Direction - Each record below should appear again exactly as written.

Data records -
++++++++

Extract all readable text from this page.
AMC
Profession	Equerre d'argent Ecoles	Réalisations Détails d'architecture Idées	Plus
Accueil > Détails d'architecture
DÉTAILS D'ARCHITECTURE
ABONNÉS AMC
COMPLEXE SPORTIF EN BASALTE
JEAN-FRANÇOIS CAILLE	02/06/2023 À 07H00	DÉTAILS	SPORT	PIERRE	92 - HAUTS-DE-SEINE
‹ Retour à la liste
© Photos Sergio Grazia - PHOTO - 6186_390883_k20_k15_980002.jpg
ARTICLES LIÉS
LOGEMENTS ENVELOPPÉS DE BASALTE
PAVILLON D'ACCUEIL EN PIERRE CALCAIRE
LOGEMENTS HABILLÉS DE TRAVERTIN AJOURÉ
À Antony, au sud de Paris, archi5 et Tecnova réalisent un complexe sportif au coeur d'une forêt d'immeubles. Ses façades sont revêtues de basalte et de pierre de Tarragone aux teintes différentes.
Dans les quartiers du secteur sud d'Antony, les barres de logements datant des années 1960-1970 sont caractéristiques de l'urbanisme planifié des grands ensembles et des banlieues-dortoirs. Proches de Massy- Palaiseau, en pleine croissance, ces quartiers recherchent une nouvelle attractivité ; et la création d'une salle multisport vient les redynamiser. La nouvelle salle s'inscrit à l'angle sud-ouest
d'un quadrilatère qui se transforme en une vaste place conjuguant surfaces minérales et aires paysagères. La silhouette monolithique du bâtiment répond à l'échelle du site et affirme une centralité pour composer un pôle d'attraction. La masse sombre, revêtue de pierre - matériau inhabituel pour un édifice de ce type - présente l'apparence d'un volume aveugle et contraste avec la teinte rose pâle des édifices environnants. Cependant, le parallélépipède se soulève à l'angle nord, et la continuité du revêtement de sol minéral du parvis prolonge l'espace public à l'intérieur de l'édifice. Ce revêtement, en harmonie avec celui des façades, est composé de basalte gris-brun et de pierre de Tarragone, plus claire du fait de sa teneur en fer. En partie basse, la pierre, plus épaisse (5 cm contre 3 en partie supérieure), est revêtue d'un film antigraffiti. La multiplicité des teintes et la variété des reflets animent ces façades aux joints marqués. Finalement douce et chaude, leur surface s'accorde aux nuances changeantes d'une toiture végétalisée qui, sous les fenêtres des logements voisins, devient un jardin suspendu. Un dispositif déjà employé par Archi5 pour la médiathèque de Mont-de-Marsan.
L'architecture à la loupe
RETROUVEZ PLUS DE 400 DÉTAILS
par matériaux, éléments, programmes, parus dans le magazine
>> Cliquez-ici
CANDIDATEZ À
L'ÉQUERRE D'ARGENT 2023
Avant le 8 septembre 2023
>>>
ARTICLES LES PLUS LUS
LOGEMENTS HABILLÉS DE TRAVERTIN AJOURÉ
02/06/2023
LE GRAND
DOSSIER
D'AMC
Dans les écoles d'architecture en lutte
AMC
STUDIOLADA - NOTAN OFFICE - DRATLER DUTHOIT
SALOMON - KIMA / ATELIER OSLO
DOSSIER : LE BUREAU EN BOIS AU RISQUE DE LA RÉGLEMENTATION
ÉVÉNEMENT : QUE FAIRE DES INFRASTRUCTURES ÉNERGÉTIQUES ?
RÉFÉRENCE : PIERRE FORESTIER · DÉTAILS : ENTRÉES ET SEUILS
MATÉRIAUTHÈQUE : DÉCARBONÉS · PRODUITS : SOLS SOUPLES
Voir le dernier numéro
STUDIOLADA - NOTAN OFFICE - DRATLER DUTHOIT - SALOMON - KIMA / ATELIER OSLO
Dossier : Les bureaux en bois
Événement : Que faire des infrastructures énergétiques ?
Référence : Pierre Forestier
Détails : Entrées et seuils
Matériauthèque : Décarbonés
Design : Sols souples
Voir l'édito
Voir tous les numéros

++++++++

Answer to this exercise -
Extract all readable text from this page.
AMC
Profession	Equerre d'argent Ecoles	Réalisations Détails d'architecture Idées	Plus
Accueil > Détails d'architecture
DÉTAILS D'ARCHITECTURE
ABONNÉS AMC
COMPLEXE SPORTIF EN BASALTE
JEAN-FRANÇOIS CAILLE	02/06/2023 À 07H00	DÉTAILS	SPORT	PIERRE	92 - HAUTS-DE-SEINE
‹ Retour à la liste
© Photos Sergio Grazia - PHOTO - 6186_390883_k20_k15_980002.jpg
ARTICLES LIÉS
LOGEMENTS ENVELOPPÉS DE BASALTE
PAVILLON D'ACCUEIL EN PIERRE CALCAIRE
LOGEMENTS HABILLÉS DE TRAVERTIN AJOURÉ
À Antony, au sud de Paris, archi5 et Tecnova réalisent un complexe sportif au coeur d'une forêt d'immeubles. Ses façades sont revêtues de basalte et de pierre de Tarragone aux teintes différentes.
Dans les quartiers du secteur sud d'Antony, les barres de logements datant des années 1960-1970 sont caractéristiques de l'urbanisme planifié des grands ensembles et des banlieues-dortoirs. Proches de Massy- Palaiseau, en pleine croissance, ces quartiers recherchent une nouvelle attractivité ; et la création d'une salle multisport vient les redynamiser. La nouvelle salle s'inscrit à l'angle sud-ouest
d'un quadrilatère qui se transforme en une vaste place conjuguant surfaces minérales et aires paysagères. La silhouette monolithique du bâtiment répond à l'échelle du site et affirme une centralité pour composer un pôle d'attraction. La masse sombre, revêtue de pierre - matériau inhabituel pour un édifice de ce type - présente l'apparence d'un volume aveugle et contraste avec la teinte rose pâle des édifices environnants. Cependant, le parallélépipède se soulève à l'angle nord, et la continuité du revêtement de sol minéral du parvis prolonge l'espace public à l'intérieur de l'édifice. Ce revêtement, en harmonie avec celui des façades, est composé de basalte gris-brun et de pierre de Tarragone, plus claire du fait de sa teneur en fer. En partie basse, la pierre, plus épaisse (5 cm contre 3 en partie supérieure), est revêtue d'un film antigraffiti. La multiplicité des teintes et la variété des reflets animent ces façades aux joints marqués. Finalement douce et chaude, leur surface s'accorde aux nuances changeantes d'une toiture végétalisée qui, sous les fenêtres des logements voisins, devient un jardin suspendu. Un dispositif déjà employé par Archi5 pour la médiathèque de Mont-de-Marsan.
L'architecture à la loupe
RETROUVEZ PLUS DE 400 DÉTAILS
par matériaux, éléments, programmes, parus dans le magazine
>> Cliquez-ici
CANDIDATEZ À
L'ÉQUERRE D'ARGENT 2023
Avant le 8 septembre 2023
>>>
ARTICLES LES PLUS LUS
LOGEMENTS HABILLÉS DE TRAVERTIN AJOURÉ
02/06/2023
LE GRAND
DOSSIER
D'AMC
Dans les écoles d'architecture en lutte
AMC
STUDIOLADA - NOTAN OFFICE - DRATLER DUTHOIT
SALOMON - KIMA / ATELIER OSLO
DOSSIER : LE BUREAU EN BOIS AU RISQUE DE LA RÉGLEMENTATION
ÉVÉNEMENT : QUE FAIRE DES INFRASTRUCTURES ÉNERGÉTIQUES ?
RÉFÉRENCE : PIERRE FORESTIER · DÉTAILS : ENTRÉES ET SEUILS
MATÉRIAUTHÈQUE : DÉCARBONÉS · PRODUITS : SOLS SOUPLES
Voir le dernier numéro
STUDIOLADA - NOTAN OFFICE - DRATLER DUTHOIT - SALOMON - KIMA / ATELIER OSLO
Dossier : Les bureaux en bois
Événement : Que faire des infrastructures énergétiques ?
Référence : Pierre Forestier
Détails : Entrées et seuils
Matériauthèque : Décarbonés
Design : Sols souples
Voir l'édito
Voir tous les numéros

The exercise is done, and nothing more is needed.